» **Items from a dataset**
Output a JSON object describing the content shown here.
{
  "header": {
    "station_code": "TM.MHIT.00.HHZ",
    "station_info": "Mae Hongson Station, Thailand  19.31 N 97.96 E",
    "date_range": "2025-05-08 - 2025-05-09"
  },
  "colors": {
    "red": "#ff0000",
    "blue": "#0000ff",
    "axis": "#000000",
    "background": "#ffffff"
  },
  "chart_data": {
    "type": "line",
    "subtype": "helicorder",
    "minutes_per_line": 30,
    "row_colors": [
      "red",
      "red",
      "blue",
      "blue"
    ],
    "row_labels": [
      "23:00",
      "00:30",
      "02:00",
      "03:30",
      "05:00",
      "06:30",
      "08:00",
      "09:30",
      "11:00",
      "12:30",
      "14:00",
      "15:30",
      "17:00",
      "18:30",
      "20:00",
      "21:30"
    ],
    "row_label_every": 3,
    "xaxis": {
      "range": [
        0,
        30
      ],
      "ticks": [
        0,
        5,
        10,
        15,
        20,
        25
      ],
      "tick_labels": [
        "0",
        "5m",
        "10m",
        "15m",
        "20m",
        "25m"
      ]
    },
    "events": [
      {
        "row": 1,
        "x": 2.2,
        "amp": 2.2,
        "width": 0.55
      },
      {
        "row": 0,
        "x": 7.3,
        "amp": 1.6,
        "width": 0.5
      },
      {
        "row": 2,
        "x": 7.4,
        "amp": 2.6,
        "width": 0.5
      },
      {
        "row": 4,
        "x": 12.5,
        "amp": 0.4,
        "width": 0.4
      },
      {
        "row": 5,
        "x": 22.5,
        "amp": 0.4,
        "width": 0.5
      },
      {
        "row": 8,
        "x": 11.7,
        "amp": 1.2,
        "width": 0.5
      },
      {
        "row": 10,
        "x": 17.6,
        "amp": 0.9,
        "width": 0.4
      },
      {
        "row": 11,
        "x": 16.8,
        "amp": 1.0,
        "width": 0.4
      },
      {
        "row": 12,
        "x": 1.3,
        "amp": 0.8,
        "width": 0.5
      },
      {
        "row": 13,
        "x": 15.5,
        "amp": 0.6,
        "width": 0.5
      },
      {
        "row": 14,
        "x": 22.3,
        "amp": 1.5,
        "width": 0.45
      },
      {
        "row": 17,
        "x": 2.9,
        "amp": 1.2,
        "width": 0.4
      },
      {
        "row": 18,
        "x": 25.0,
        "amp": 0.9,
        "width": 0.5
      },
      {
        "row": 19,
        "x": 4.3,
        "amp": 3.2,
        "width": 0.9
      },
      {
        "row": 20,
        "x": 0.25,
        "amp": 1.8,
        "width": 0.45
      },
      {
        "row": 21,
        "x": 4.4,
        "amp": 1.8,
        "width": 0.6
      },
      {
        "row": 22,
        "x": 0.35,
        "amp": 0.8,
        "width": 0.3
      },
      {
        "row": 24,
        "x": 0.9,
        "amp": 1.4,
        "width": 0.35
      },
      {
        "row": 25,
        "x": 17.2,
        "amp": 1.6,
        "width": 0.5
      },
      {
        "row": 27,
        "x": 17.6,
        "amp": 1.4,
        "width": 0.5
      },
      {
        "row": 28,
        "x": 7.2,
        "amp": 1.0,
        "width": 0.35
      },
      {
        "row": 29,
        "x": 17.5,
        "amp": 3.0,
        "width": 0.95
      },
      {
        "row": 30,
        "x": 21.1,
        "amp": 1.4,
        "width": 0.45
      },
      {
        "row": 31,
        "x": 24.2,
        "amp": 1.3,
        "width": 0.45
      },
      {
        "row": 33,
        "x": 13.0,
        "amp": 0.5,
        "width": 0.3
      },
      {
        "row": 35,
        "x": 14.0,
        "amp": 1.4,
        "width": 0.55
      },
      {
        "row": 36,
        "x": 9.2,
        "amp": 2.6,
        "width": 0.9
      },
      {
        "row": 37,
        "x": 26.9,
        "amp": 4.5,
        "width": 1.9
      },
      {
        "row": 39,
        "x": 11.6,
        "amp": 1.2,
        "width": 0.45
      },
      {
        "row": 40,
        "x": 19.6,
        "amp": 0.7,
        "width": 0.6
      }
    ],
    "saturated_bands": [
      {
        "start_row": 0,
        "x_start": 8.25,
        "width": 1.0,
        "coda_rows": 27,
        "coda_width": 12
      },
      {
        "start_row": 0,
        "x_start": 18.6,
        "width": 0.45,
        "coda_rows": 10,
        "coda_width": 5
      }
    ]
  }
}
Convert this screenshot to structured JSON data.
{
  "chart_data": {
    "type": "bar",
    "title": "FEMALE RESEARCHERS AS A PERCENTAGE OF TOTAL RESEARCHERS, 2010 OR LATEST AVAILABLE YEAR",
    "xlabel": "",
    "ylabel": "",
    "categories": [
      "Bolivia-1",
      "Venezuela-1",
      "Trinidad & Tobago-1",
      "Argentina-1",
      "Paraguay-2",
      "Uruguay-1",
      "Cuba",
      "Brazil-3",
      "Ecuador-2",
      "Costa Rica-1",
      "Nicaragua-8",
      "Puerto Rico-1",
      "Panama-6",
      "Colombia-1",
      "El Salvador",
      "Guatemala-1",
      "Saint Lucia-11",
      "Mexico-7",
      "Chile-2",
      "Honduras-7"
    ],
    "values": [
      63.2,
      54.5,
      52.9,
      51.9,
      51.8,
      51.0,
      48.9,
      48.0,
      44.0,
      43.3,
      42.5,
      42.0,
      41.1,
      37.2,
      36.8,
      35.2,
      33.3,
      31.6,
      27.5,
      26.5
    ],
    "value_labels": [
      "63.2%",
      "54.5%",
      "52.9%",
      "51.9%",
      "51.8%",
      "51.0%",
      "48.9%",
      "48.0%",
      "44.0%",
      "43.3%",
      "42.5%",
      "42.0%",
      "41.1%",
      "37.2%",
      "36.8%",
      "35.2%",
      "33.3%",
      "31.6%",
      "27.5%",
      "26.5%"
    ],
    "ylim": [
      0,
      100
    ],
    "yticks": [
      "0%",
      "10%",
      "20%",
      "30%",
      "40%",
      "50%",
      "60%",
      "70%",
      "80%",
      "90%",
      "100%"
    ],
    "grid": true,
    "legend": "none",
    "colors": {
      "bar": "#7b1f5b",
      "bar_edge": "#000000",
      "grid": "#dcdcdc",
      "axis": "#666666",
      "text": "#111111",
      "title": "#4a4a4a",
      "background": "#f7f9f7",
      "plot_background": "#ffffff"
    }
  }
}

» **Set exercise**
Repeat exactly the lines from the one containing "Convert this screenshot" through the last line of the records above, both included, and nothing else.

» **Response to this exercise**
Convert this screenshot to structured JSON data.
{
  "chart_data": {
    "type": "bar",
    "title": "FEMALE RESEARCHERS AS A PERCENTAGE OF TOTAL RESEARCHERS, 2010 OR LATEST AVAILABLE YEAR",
    "xlabel": "",
    "ylabel": "",
    "categories": [
      "Bolivia-1",
      "Venezuela-1",
      "Trinidad & Tobago-1",
      "Argentina-1",
      "Paraguay-2",
      "Uruguay-1",
      "Cuba",
      "Brazil-3",
      "Ecuador-2",
      "Costa Rica-1",
      "Nicaragua-8",
      "Puerto Rico-1",
      "Panama-6",
      "Colombia-1",
      "El Salvador",
      "Guatemala-1",
      "Saint Lucia-11",
      "Mexico-7",
      "Chile-2",
      "Honduras-7"
    ],
    "values": [
      63.2,
      54.5,
      52.9,
      51.9,
      51.8,
      51.0,
      48.9,
      48.0,
      44.0,
      43.3,
      42.5,
      42.0,
      41.1,
      37.2,
      36.8,
      35.2,
      33.3,
      31.6,
      27.5,
      26.5
    ],
    "value_labels": [
      "63.2%",
      "54.5%",
      "52.9%",
      "51.9%",
      "51.8%",
      "51.0%",
      "48.9%",
      "48.0%",
      "44.0%",
      "43.3%",
      "42.5%",
      "42.0%",
      "41.1%",
      "37.2%",
      "36.8%",
      "35.2%",
      "33.3%",
      "31.6%",
      "27.5%",
      "26.5%"
    ],
    "ylim": [
      0,
      100
    ],
    "yticks": [
      "0%",
      "10%",
      "20%",
      "30%",
      "40%",
      "50%",
      "60%",
      "70%",
      "80%",
      "90%",
      "100%"
    ],
    "grid": true,
    "legend": "none",
    "colors": {
      "bar": "#7b1f5b",
      "bar_edge": "#000000",
      "grid": "#dcdcdc",
      "axis": "#666666",
      "text": "#111111",
      "title": "#4a4a4a",
      "background": "#f7f9f7",
      "plot_background": "#ffffff"
    }
  }
}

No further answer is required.